_Aufgabe A_
Prüfe für jede der folgenden Aussagen, ob sie mit dem Text über Sprache übereinstimmt. Antworte jeweils mit Ja oder Nein und zitiere die entscheidenden Worte des Textes wörtlich.
(i) Die moderne Variante des Lexikons im Gehirn wird als Datenbank beschrieben.
(ii) Journalisten wissen laut dem Text mehr über die Macht der Sprache als Marketingleute.
(iii) Der Bibliothekar ist ein alter Mann.

_Text_
Ein alter Irrtum namens Lexikon

Kommt ein Wort in den Kopf. Der Bibliothekar, ein alter Mann mit rutschender Brille auf der Nase und einem weiten dunklen Samtmantel, schlurft zum Lexikon. Das Lexikon ist riesig und sehr, sehr alt, der Ledereinband verschlissen. Mühsam wuchtet der Alte das Lexikon auf den Tisch seiner Studierstube und schlägt ächzend den dicken Folioband auf. Die Buchseiten sind ehrenvoll krakeliert. Der Bibliothekar hustet. Der Staub wirbelt in alle Richtungen. „Das Wort ... Moment ... das Wort ... Das Wort heißt ‚Wort’“, sagt er „und ist ... ein Wort. Es gibt auch noch einige Zusammensetzungen. Möchten Sie die auch noch wissen? Nein? Gut.“ Er schlägt das Lexikon wieder zu, mehr Staub wirbelt auf, der Alte hustet.

Das Bild vom Lexikon als dickem Folianten klingt ein wenig staubig. Die moderne Variante des Lexikons im Gehirn ist eine Datenbank, in der das Wort mitsamt seiner genauen Bedeutung liegt. Hier geht alles ein bisschen schneller, und es ist auch nicht so staubig. Da liegt nun also unser Wort gespeichert mitsamt seiner genauen Bedeutung, das Wort an sich sozusagen, im Grunde genau wie im alten Lexikon auch. Wirklich?

In diesem Buch geht es darum, wie Sprache funktioniert und wie sie wirkt. In Zeiten von „Fake News“ und „Hate Speech“ überschlagen sich die Deutungen für deren Ursachen. Eines fällt dabei auf. Von der Macht der Sprache an sich, davon, wie sie funktioniert und wie sie wirkt, ist dabei kaum die Rede. Marketingleute, immer schon auf Manipulation aus, wissen darüber offenbar mehr als die vermeintlich der Aufklärung verpflichteten Journalisten. Gewisse „Alpha-Journalisten“ halten neuere Untersuchungen zum Thema sogar für „akademische Spielereien“. Offenbar erfreuen sie sich an der Vorstellung, die eigenen goldenen Worte mit all den Weltdeutungen und Wahrheitsrettungsaktionen kämen 1 : 1 beim Publikum an. Das ist, wie wir sehen werden, magisches Denken.

Das Buch ist eine kurzweilige Handreichung, sich im sprachlichen Alltag besser zurechtzufinden. Es lohnt sich, hier und da genauer hinzuhören, etwas noch einmal zu lesen und zu durchdenken, anstatt die Wörter in Hochgeschwindigkeit zu „scannen“ – es sei denn, Sie wollen sich unbedingt manipulieren lassen.

_Einträge_
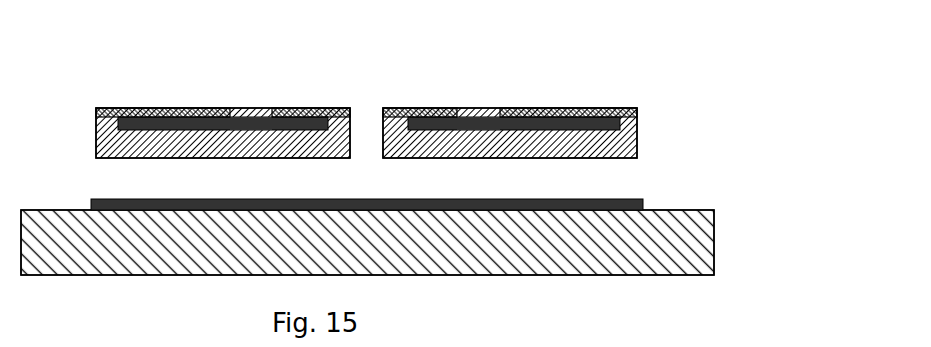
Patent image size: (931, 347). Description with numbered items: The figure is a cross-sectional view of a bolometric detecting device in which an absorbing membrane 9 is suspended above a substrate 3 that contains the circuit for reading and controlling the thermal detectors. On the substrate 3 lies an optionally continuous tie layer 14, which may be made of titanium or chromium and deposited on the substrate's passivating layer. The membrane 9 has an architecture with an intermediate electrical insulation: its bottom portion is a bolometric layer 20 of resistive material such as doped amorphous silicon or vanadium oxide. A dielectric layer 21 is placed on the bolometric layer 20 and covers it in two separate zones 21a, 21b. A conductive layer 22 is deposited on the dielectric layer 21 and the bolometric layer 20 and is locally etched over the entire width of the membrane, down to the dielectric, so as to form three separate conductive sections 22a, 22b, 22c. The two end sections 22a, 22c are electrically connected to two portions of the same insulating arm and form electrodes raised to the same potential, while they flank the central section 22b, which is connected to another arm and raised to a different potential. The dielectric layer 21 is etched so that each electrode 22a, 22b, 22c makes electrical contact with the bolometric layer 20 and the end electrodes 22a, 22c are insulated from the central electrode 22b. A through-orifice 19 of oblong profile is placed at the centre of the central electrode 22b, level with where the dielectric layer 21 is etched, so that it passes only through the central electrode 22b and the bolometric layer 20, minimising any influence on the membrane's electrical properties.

The substrate 3 is at (735, 250).
The tie layer 14 is at (643, 205).
The absorbing membrane 9 is at (440, 112).
The bolometric layer 20 is at (638, 140).
The dielectric layer 21 is at (369, 81).
The dielectric zone 21a is at (251, 117).
The dielectric zone 21b is at (475, 117).
The conductive layer 22 is at (440, 87).
The end conductive section 22a is at (567, 108).
The central conductive section 22b is at (313, 107).
The end conductive section 22c is at (160, 107).
The through-orifice 19 is at (375, 94).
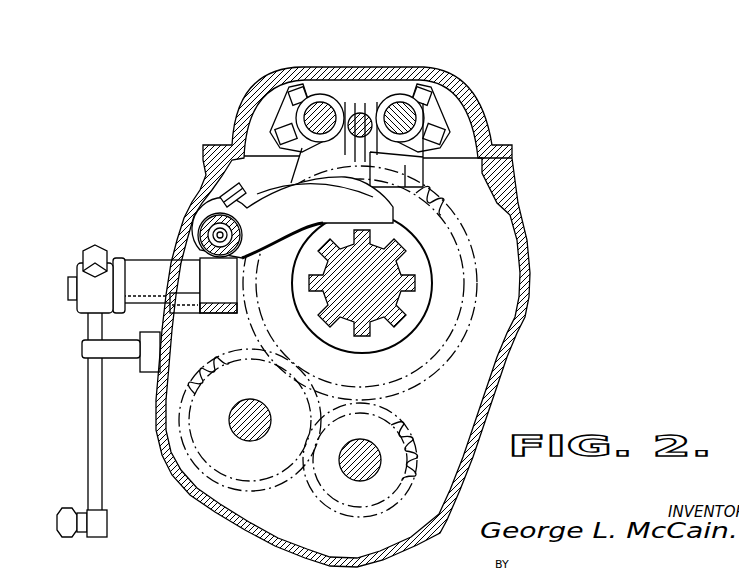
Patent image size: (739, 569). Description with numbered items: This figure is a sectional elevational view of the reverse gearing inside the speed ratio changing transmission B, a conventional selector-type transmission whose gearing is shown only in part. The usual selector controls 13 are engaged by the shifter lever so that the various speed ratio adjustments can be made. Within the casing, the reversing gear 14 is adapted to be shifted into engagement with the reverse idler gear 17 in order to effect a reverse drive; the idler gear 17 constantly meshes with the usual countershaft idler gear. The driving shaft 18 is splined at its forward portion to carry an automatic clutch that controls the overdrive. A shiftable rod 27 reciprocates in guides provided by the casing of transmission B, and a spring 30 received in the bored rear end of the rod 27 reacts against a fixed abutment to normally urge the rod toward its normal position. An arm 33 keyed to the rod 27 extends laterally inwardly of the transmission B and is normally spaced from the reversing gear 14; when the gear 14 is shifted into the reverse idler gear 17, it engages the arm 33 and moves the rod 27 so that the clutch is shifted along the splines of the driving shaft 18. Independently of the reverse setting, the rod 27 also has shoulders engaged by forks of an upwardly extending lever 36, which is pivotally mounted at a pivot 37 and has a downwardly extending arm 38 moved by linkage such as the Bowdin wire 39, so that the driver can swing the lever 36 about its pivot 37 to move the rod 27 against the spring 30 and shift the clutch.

The speed ratio changing transmission B is at (542, 242).
The selector controls 13 is at (305, 92).
The gear 14 is at (455, 205).
The reverse idler gear 17 is at (400, 430).
The driving shaft 18 is at (397, 305).
The shiftable rod 27 is at (210, 236).
The spring 30 is at (203, 246).
The arm 33 is at (372, 208).
The lever 36 is at (252, 248).
The pivot 37 is at (67, 297).
The downwardly extending arm 38 is at (95, 405).
The Bowdin wire 39 is at (84, 527).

_Aufgabe B_
Gib die Zeilen der Einträge unverändert wieder, beginnend am Anfang der Einträge und fortlaufend bis einschließlich der Zeile mit „The end conductive section 22c“. Lass die Bilder dabei weg.

_Erwartete Lösung A_
(i) Ja: „Die moderne Variante des Lexikons im Gehirn ist eine Datenbank“
(ii) Nein: „Marketingleute, immer schon auf Manipulation aus, wissen darüber offenbar mehr als die vermeintlich der Aufklärung verpflichteten Journalisten.“
(iii) Ja: „Der Bibliothekar, ein alter Mann mit rutschender Brille auf der Nase“

_Erwartete Lösung B_
Patent image size: (931, 347). Description with numbered items: The figure is a cross-sectional view of a bolometric detecting device in which an absorbing membrane 9 is suspended above a substrate 3 that contains the circuit for reading and controlling the thermal detectors. On the substrate 3 lies an optionally continuous tie layer 14, which may be made of titanium or chromium and deposited on the substrate's passivating layer. The membrane 9 has an architecture with an intermediate electrical insulation: its bottom portion is a bolometric layer 20 of resistive material such as doped amorphous silicon or vanadium oxide. A dielectric layer 21 is placed on the bolometric layer 20 and covers it in two separate zones 21a, 21b. A conductive layer 22 is deposited on the dielectric layer 21 and the bolometric layer 20 and is locally etched over the entire width of the membrane, down to the dielectric, so as to form three separate conductive sections 22a, 22b, 22c. The two end sections 22a, 22c are electrically connected to two portions of the same insulating arm and form electrodes raised to the same potential, while they flank the central section 22b, which is connected to another arm and raised to a different potential. The dielectric layer 21 is etched so that each electrode 22a, 22b, 22c makes electrical contact with the bolometric layer 20 and the end electrodes 22a, 22c are insulated from the central electrode 22b. A through-orifice 19 of oblong profile is placed at the centre of the central electrode 22b, level with where the dielectric layer 21 is etched, so that it passes only through the central electrode 22b and the bolometric layer 20, minimising any influence on the membrane's electrical properties.

The substrate 3 is at (735, 250).
The tie layer 14 is at (643, 205).
The absorbing membrane 9 is at (440, 112).
The bolometric layer 20 is at (638, 140).
The dielectric layer 21 is at (369, 81).
The dielectric zone 21a is at (251, 117).
The dielectric zone 21b is at (475, 117).
The conductive layer 22 is at (440, 87).
The end conductive section 22a is at (567, 108).
The central conductive section 22b is at (313, 107).
The end conductive section 22c is at (160, 107).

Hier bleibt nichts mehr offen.